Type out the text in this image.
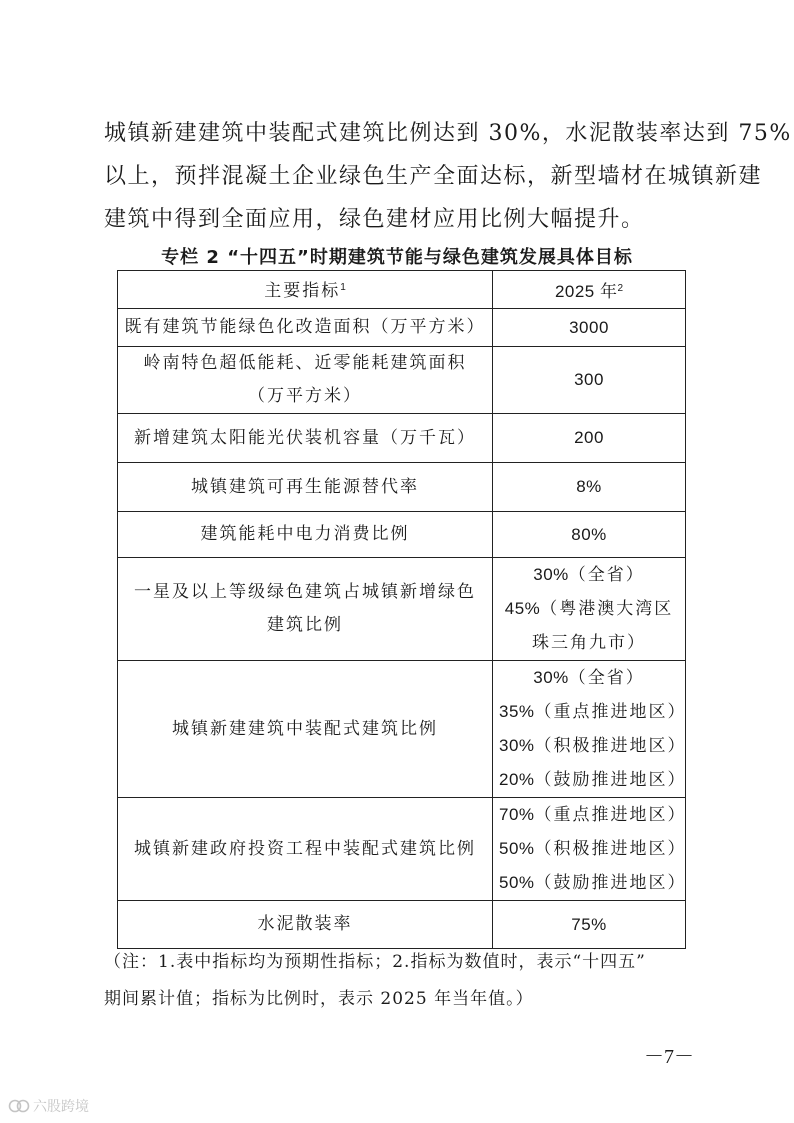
城镇新建建筑中装配式建筑比例达到 30%，水泥散装率达到 75%

以上，预拌混凝土企业绿色生产全面达标，新型墙材在城镇新建

建筑中得到全面应用，绿色建材应用比例大幅提升。

专栏 2 “十四五”时期建筑节能与绿色建筑发展具体目标
主要指标$^1$	2025 年$^2$

既有建筑节能绿色化改造面积（万平方米）	3000

岭南特色超低能耗、近零能耗建筑面积
（万平方米）	300

新增建筑太阳能光伏装机容量（万千瓦）	200

城镇建筑可再生能源替代率	8%

建筑能耗中电力消费比例	80%

一星及以上等级绿色建筑占城镇新增绿色
建筑比例	30%（全省）
45%（粤港澳大湾区
珠三角九市）

城镇新建建筑中装配式建筑比例	30%（全省）
35%（重点推进地区）
30%（积极推进地区）
20%（鼓励推进地区）

城镇新建政府投资工程中装配式建筑比例	70%（重点推进地区）
50%（积极推进地区）
50%（鼓励推进地区）

水泥散装率	75%

（注：1.表中指标均为预期性指标；2.指标为数值时，表示“十四五”

期间累计值；指标为比例时，表示 2025 年当年值。）

－7－
六股跨境
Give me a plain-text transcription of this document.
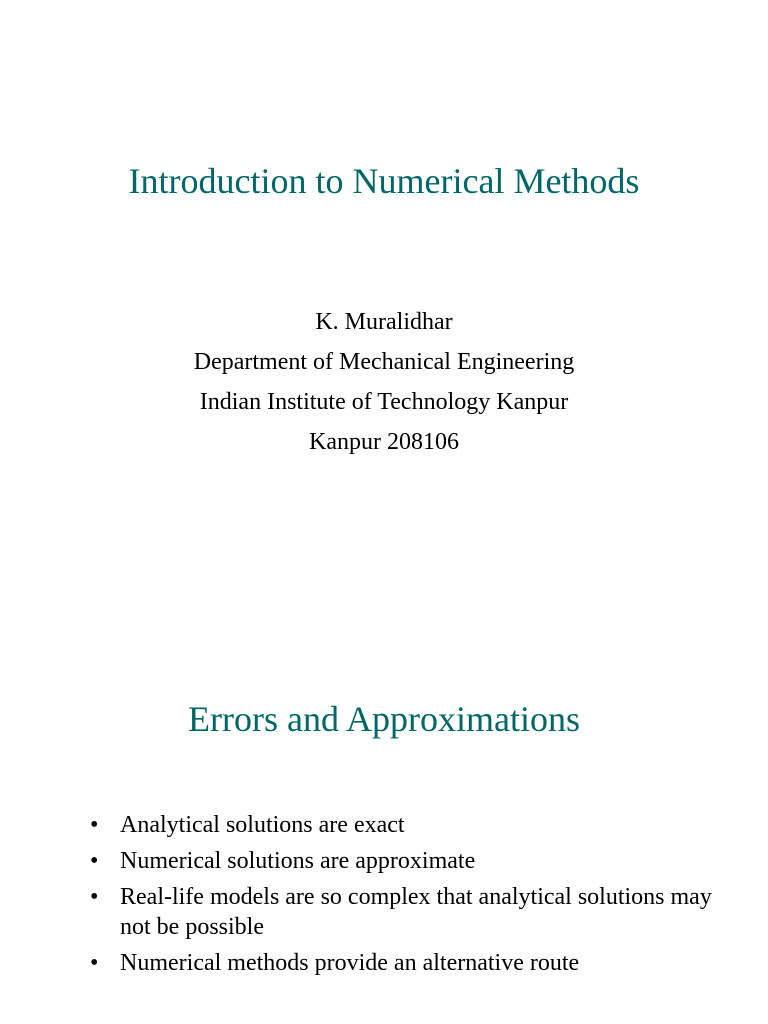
Introduction to Numerical Methods
K. Muralidhar
Department of Mechanical Engineering
Indian Institute of Technology Kanpur
Kanpur 208106
Errors and Approximations
• Analytical solutions are exact
• Numerical solutions are approximate
• Real-life models are so complex that analytical solutions may not be possible
• Numerical methods provide an alternative route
-*-
### What the task requires
Write out exactly the lines beginning with the line that holds "Give me a plain-text" and ending with the final line of the data, both ends included, without the pictures.

### Response to the task
Give me a plain-text transcription of this document.
Introduction to Numerical Methods
K. Muralidhar
Department of Mechanical Engineering
Indian Institute of Technology Kanpur
Kanpur 208106
Errors and Approximations
• Analytical solutions are exact
• Numerical solutions are approximate
• Real-life models are so complex that analytical solutions may not be possible
• Numerical methods provide an alternative route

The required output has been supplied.